THE DATA =
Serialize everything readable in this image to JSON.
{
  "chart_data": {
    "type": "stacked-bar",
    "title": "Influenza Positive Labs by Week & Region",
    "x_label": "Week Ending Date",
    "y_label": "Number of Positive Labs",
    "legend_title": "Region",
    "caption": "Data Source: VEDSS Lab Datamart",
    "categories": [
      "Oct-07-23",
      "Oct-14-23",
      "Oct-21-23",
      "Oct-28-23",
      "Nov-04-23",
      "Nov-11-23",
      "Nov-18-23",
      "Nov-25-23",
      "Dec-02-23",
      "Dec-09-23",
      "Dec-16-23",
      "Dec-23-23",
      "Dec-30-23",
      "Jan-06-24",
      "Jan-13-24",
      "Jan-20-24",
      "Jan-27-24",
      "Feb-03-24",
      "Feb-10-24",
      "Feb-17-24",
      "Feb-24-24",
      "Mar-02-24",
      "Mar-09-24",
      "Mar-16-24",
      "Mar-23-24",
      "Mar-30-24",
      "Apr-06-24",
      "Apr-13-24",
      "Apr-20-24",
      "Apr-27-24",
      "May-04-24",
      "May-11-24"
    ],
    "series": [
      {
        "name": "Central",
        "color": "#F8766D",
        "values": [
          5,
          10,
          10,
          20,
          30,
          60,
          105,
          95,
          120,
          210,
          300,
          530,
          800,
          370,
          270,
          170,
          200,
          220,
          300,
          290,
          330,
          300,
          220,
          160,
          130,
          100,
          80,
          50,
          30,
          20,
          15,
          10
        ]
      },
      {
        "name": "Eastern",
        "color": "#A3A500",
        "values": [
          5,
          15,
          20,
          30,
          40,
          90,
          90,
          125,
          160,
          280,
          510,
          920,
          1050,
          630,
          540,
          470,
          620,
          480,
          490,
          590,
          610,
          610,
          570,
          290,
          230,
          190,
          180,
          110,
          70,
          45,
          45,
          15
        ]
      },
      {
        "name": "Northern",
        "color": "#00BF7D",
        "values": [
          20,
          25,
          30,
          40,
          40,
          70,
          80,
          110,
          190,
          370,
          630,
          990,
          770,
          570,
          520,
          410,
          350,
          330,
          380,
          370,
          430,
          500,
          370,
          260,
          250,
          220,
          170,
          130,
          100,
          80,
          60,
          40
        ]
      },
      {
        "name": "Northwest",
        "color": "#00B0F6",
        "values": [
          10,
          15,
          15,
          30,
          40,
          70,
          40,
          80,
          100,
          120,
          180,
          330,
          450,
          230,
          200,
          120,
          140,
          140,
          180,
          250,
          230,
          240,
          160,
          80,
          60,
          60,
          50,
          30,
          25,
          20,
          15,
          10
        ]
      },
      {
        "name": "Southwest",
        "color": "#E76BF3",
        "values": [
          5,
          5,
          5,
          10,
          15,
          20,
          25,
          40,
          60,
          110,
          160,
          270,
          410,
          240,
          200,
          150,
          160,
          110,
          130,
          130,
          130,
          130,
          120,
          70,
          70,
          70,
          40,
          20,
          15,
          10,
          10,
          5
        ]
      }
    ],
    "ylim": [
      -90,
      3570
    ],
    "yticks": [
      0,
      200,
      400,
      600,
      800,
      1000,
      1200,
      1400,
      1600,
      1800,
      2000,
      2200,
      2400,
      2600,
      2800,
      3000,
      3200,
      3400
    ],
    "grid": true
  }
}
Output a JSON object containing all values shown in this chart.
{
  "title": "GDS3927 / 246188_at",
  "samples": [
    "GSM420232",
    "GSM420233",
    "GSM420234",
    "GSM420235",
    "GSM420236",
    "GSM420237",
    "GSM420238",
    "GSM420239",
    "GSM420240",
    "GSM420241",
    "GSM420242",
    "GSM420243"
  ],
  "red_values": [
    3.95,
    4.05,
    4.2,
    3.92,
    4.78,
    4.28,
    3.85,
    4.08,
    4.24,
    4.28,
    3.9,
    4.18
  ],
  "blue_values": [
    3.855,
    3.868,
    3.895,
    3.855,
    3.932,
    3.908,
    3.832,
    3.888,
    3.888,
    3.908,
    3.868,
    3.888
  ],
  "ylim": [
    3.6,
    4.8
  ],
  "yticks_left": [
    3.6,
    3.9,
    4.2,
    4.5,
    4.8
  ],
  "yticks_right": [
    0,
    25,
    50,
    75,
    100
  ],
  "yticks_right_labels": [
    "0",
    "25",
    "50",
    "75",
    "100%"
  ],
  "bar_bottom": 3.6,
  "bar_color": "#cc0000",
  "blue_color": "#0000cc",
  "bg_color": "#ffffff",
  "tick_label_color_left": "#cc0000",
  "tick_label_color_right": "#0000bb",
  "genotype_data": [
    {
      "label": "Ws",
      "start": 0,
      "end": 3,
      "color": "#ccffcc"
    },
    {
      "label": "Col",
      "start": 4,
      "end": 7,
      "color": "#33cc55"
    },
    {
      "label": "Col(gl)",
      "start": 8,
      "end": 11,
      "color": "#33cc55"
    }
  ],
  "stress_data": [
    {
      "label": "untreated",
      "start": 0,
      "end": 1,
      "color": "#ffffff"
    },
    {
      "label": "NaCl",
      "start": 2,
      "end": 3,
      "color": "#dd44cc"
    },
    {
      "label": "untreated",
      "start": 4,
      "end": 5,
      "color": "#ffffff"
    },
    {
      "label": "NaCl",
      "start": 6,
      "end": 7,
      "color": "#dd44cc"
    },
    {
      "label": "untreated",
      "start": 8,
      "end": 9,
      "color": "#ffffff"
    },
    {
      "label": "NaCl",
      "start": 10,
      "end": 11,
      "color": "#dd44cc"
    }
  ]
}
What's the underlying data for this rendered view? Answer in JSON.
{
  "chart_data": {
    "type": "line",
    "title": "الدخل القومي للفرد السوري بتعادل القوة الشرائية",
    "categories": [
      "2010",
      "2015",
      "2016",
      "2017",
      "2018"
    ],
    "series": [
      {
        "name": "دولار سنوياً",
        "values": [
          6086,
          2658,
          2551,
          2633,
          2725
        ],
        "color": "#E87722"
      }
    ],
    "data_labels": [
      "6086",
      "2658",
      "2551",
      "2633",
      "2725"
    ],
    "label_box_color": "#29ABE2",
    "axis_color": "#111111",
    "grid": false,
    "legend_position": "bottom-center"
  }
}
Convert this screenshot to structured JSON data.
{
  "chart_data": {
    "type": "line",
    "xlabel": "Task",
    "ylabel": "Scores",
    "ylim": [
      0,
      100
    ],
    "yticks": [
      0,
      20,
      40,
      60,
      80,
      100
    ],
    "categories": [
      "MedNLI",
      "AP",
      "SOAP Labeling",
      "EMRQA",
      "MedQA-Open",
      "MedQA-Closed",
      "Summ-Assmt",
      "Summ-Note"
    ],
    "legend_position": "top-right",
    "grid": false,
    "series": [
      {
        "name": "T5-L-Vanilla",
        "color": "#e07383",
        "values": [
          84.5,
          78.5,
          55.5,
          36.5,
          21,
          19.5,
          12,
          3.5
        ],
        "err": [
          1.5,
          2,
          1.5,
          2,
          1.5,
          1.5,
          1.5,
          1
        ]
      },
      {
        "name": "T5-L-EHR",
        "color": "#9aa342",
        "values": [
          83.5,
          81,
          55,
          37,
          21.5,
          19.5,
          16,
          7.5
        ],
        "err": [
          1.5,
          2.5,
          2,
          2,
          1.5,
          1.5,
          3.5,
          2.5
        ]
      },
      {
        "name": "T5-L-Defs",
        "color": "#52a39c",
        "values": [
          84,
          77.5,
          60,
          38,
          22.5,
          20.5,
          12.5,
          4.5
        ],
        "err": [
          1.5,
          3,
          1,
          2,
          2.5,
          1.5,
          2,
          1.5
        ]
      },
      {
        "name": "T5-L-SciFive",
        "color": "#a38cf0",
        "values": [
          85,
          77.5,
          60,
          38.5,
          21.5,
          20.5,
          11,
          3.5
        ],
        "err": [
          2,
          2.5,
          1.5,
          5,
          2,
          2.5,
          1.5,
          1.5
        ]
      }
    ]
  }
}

TASK = Return all lines with the word "name" in them.

SOLVED EXERCISE =
        "name": "Central",
        "name": "Eastern",
        "name": "Northern",
        "name": "Northwest",
        "name": "Southwest",
        "name": "دولار سنوياً",
        "name": "T5-L-Vanilla",
        "name": "T5-L-EHR",
        "name": "T5-L-Defs",
        "name": "T5-L-SciFive",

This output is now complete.